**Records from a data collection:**
=====

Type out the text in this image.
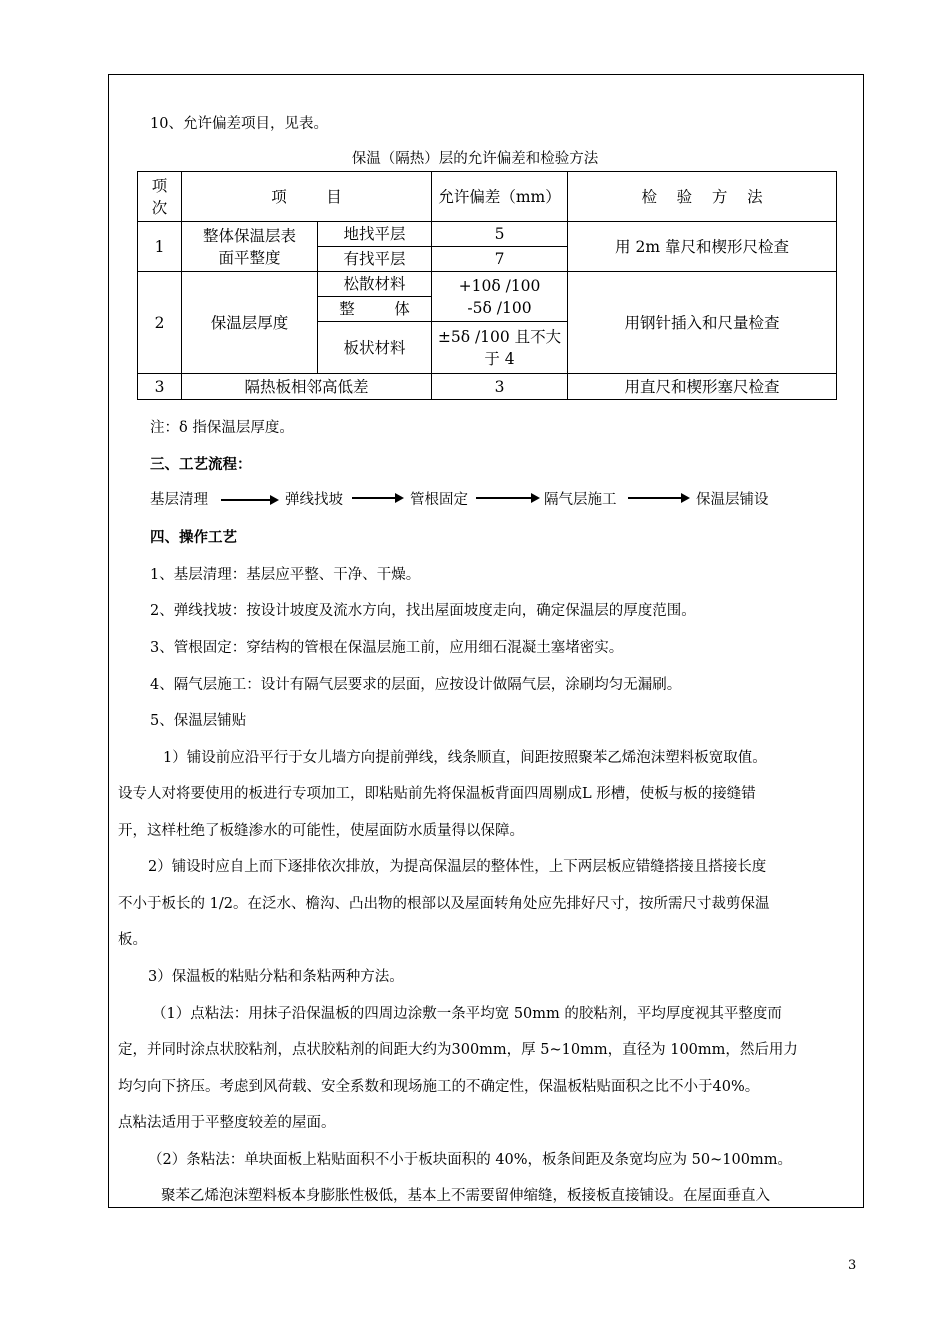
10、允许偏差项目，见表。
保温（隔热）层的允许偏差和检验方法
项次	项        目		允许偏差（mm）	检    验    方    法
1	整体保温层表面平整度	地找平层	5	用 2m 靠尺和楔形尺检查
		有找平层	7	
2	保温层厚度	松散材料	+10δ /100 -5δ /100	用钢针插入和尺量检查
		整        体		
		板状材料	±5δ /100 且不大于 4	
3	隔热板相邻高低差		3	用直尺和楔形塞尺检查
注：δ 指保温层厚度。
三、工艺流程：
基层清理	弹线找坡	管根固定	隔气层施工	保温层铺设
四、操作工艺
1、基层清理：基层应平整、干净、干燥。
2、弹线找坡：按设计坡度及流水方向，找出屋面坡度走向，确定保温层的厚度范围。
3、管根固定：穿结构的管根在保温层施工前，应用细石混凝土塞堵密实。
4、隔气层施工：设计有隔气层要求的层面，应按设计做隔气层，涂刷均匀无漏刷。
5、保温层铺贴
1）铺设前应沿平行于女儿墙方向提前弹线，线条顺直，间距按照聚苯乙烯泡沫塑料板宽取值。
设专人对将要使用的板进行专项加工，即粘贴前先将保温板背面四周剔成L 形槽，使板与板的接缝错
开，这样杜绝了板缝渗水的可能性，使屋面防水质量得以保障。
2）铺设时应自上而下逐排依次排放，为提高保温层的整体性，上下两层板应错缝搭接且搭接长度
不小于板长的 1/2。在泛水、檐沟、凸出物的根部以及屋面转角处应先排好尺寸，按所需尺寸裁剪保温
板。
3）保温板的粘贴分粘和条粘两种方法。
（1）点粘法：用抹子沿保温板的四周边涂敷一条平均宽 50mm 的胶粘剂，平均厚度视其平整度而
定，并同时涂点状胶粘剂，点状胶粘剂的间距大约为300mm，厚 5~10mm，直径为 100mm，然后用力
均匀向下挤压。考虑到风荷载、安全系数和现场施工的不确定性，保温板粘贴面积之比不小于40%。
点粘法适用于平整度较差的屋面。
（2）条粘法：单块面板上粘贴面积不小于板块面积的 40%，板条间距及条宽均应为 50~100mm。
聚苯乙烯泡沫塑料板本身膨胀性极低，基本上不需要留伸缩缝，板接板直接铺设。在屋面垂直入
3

=====

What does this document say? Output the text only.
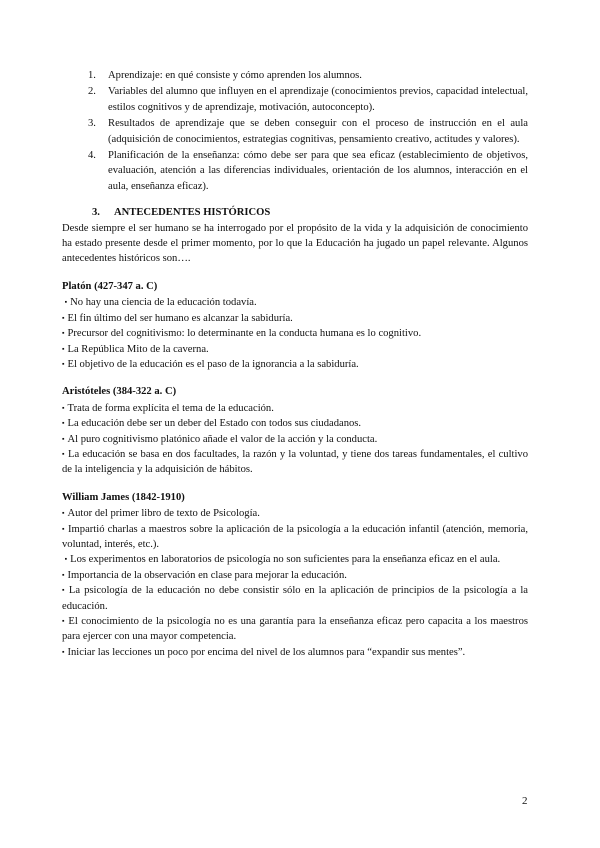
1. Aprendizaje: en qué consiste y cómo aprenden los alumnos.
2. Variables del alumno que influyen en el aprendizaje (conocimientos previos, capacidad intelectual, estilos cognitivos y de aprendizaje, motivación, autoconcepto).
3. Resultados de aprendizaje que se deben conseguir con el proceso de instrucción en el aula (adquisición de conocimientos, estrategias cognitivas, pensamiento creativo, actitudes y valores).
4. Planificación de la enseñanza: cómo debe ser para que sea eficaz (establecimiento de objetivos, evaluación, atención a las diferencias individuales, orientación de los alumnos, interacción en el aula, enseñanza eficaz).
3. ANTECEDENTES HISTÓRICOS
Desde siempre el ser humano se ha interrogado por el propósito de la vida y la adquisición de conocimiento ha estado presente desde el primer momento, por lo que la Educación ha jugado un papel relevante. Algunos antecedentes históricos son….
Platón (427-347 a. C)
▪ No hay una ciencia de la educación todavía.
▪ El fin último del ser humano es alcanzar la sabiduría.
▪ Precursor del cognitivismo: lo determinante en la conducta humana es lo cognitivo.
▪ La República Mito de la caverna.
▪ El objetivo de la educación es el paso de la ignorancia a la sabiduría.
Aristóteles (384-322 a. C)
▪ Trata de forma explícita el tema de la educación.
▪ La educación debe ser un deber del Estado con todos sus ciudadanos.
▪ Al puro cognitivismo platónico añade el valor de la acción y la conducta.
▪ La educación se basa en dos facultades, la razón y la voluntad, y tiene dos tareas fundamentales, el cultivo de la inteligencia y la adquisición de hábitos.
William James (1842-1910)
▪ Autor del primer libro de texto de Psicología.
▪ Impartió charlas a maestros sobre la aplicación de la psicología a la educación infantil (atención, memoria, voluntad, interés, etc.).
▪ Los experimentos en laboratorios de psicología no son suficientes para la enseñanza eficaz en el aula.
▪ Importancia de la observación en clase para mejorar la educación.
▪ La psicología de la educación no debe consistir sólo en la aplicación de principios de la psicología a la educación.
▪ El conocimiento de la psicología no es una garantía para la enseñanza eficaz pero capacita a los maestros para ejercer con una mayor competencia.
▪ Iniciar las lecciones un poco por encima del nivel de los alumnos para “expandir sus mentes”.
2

=====

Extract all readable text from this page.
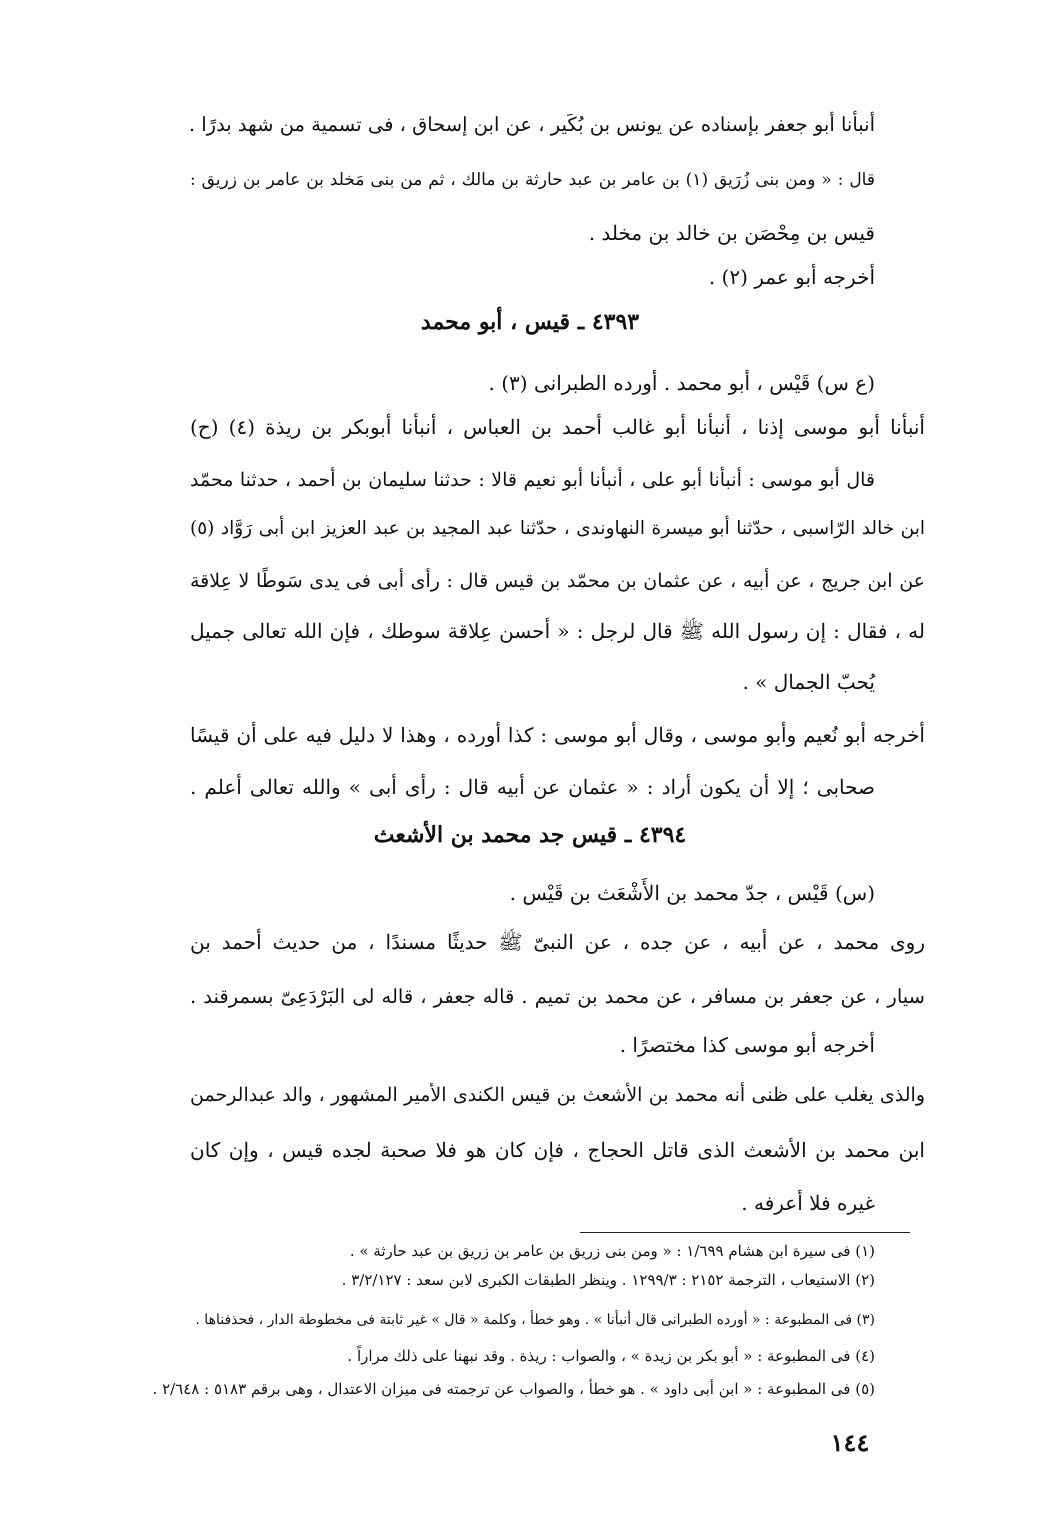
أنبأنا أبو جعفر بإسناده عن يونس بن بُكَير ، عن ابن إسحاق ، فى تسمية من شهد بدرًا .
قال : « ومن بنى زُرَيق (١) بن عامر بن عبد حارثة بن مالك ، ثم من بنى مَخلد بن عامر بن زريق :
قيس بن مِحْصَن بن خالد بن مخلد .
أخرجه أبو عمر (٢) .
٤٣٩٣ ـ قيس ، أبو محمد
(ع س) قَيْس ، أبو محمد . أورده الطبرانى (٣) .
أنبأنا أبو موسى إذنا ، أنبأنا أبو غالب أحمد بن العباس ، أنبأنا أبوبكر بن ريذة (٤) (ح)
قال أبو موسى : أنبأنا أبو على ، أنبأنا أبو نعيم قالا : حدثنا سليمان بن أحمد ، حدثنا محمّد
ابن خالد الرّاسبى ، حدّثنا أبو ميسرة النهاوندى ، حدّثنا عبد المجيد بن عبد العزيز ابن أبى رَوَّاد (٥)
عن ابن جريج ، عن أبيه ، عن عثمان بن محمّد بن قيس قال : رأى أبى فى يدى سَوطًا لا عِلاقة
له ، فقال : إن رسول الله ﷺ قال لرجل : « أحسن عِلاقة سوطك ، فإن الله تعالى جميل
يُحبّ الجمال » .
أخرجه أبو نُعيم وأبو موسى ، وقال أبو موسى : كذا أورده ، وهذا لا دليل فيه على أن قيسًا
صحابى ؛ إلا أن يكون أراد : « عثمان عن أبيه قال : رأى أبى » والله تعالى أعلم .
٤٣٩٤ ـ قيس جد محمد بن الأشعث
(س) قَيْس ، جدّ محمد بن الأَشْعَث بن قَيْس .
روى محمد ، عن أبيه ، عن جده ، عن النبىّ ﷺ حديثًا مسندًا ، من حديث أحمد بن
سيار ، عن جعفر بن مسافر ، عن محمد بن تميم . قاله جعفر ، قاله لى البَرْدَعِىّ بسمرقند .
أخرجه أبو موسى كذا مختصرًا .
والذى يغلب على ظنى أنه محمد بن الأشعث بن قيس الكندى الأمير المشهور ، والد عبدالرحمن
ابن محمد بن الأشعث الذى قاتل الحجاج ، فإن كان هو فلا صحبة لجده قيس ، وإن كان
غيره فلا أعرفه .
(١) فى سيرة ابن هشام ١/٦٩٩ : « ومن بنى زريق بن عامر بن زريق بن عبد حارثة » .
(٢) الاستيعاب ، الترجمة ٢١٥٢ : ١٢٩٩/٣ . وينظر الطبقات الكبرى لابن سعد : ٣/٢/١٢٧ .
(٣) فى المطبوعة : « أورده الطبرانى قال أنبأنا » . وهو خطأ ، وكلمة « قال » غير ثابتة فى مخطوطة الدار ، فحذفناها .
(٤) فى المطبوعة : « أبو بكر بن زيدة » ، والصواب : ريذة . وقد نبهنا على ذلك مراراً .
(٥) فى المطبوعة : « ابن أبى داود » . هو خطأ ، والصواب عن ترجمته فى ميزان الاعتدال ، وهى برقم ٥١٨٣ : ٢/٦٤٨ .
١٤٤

=====

**What is being asked:** Copy every line in the records above that contains the word "عثمان".

**Exercise output:**
عن ابن جريج ، عن أبيه ، عن عثمان بن محمّد بن قيس قال : رأى أبى فى يدى سَوطًا لا عِلاقة
صحابى ؛ إلا أن يكون أراد : « عثمان عن أبيه قال : رأى أبى » والله تعالى أعلم .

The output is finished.